— Exercise instructions —
Return the listing below verbatim. Pictures do not belong in the copy.

— Records provided —
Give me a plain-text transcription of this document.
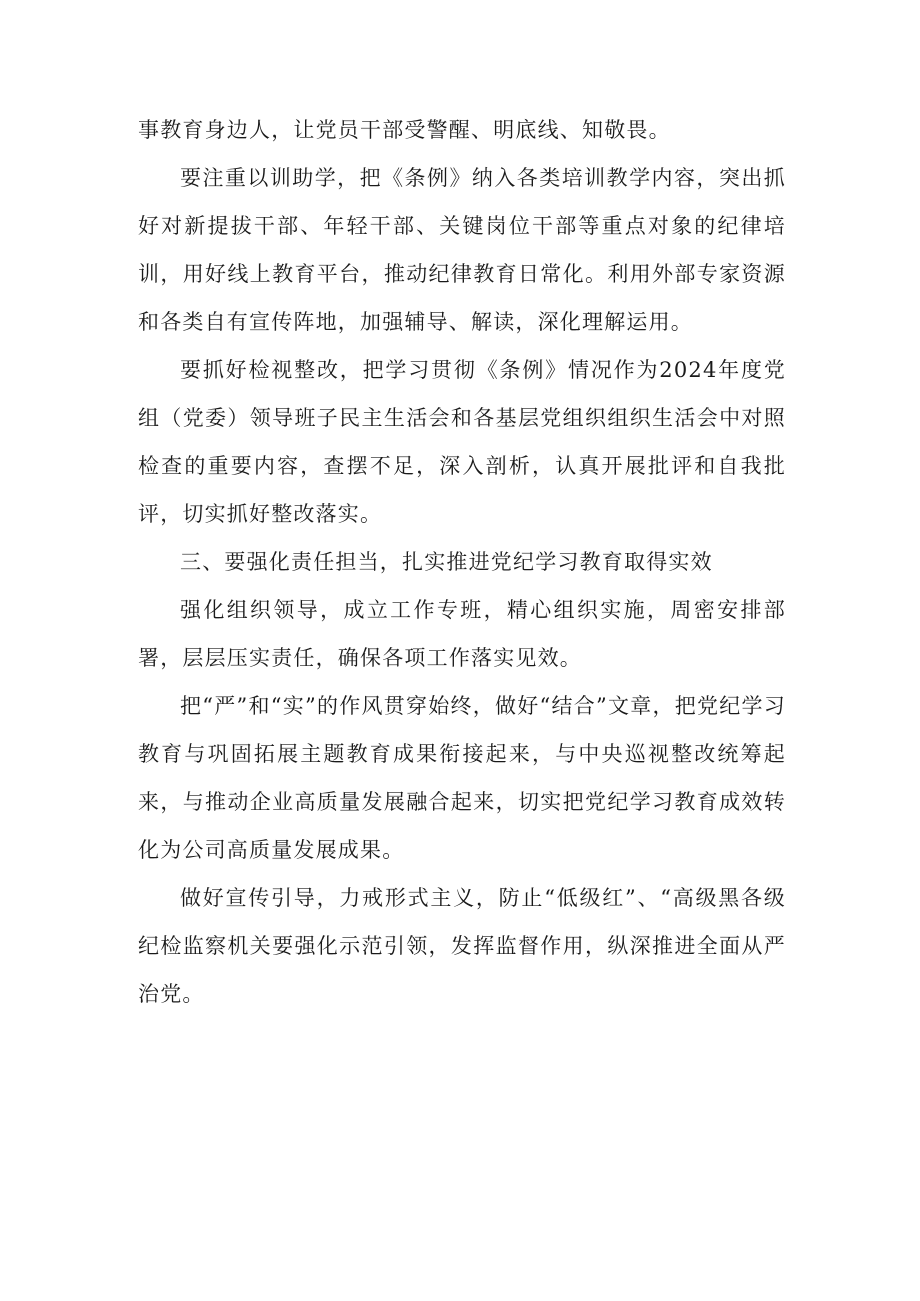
事教育身边人，让党员干部受警醒、明底线、知敬畏。

要注重以训助学，把《条例》纳入各类培训教学内容，突出抓好对新提拔干部、年轻干部、关键岗位干部等重点对象的纪律培训，用好线上教育平台，推动纪律教育日常化。利用外部专家资源和各类自有宣传阵地，加强辅导、解读，深化理解运用。

要抓好检视整改，把学习贯彻《条例》情况作为2024年度党组（党委）领导班子民主生活会和各基层党组织组织生活会中对照检查的重要内容，查摆不足，深入剖析，认真开展批评和自我批评，切实抓好整改落实。

三、要强化责任担当，扎实推进党纪学习教育取得实效

强化组织领导，成立工作专班，精心组织实施，周密安排部署，层层压实责任，确保各项工作落实见效。

把“严”和“实”的作风贯穿始终，做好“结合”文章，把党纪学习教育与巩固拓展主题教育成果衔接起来，与中央巡视整改统筹起来，与推动企业高质量发展融合起来，切实把党纪学习教育成效转化为公司高质量发展成果。

做好宣传引导，力戒形式主义，防止“低级红”、“高级黑各级纪检监察机关要强化示范引领，发挥监督作用，纵深推进全面从严治党。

— Result for this exercise —
Give me a plain-text transcription of this document.
事教育身边人，让党员干部受警醒、明底线、知敬畏。

要注重以训助学，把《条例》纳入各类培训教学内容，突出抓好对新提拔干部、年轻干部、关键岗位干部等重点对象的纪律培训，用好线上教育平台，推动纪律教育日常化。利用外部专家资源和各类自有宣传阵地，加强辅导、解读，深化理解运用。

要抓好检视整改，把学习贯彻《条例》情况作为2024年度党组（党委）领导班子民主生活会和各基层党组织组织生活会中对照检查的重要内容，查摆不足，深入剖析，认真开展批评和自我批评，切实抓好整改落实。

三、要强化责任担当，扎实推进党纪学习教育取得实效

强化组织领导，成立工作专班，精心组织实施，周密安排部署，层层压实责任，确保各项工作落实见效。

把“严”和“实”的作风贯穿始终，做好“结合”文章，把党纪学习教育与巩固拓展主题教育成果衔接起来，与中央巡视整改统筹起来，与推动企业高质量发展融合起来，切实把党纪学习教育成效转化为公司高质量发展成果。

做好宣传引导，力戒形式主义，防止“低级红”、“高级黑各级纪检监察机关要强化示范引领，发挥监督作用，纵深推进全面从严治党。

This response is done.